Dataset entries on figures
# # # #
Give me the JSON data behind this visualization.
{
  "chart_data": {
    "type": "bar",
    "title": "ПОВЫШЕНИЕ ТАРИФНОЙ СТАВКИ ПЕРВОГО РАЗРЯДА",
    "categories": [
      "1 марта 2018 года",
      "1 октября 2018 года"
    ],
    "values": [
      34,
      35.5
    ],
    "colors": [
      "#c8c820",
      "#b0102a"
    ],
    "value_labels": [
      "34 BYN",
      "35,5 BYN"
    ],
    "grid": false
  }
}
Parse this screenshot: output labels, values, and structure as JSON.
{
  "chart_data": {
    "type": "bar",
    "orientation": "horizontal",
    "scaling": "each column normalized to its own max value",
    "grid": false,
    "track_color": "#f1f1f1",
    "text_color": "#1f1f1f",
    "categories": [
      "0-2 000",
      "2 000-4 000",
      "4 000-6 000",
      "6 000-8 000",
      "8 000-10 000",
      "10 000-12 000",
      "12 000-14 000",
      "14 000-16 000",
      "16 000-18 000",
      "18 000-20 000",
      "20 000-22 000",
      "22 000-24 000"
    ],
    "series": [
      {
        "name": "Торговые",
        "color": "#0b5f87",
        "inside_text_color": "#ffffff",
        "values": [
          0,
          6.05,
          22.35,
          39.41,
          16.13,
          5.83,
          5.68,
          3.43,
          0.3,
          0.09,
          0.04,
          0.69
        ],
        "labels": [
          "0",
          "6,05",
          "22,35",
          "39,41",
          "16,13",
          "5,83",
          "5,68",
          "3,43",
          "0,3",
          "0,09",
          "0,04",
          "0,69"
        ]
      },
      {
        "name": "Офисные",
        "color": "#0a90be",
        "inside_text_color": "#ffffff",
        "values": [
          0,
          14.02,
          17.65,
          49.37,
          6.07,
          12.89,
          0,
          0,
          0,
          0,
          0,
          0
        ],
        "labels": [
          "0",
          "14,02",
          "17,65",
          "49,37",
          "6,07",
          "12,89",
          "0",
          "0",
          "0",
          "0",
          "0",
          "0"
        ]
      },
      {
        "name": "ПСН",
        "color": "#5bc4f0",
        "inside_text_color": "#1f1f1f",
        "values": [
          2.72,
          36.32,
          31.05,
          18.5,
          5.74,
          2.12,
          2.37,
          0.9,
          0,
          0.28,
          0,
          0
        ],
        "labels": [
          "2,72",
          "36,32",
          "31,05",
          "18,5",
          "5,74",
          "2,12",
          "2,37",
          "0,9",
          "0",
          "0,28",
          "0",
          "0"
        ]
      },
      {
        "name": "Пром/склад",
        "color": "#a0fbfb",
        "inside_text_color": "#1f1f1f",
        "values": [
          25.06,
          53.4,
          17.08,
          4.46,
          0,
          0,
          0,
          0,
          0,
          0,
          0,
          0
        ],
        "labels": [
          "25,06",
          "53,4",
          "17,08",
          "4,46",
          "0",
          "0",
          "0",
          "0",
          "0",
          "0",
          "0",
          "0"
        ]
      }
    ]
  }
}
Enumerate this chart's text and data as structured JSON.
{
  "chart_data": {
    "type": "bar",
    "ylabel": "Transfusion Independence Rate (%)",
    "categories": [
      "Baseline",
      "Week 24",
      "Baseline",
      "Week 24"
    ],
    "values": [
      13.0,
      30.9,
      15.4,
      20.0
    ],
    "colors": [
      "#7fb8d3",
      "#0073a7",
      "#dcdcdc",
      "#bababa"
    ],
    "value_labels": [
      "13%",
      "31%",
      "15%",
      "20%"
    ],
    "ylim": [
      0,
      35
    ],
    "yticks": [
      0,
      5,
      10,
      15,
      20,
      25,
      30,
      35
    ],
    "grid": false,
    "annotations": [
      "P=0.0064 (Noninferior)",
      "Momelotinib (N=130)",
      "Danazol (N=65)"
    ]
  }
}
# # # #
§ **Work required**
Locate all lines that include the word "this" and copy them out.

§ **Final answer**
Give me the JSON data behind this visualization.
Parse this screenshot: output labels, values, and structure as JSON.
Enumerate this chart's text and data as structured JSON.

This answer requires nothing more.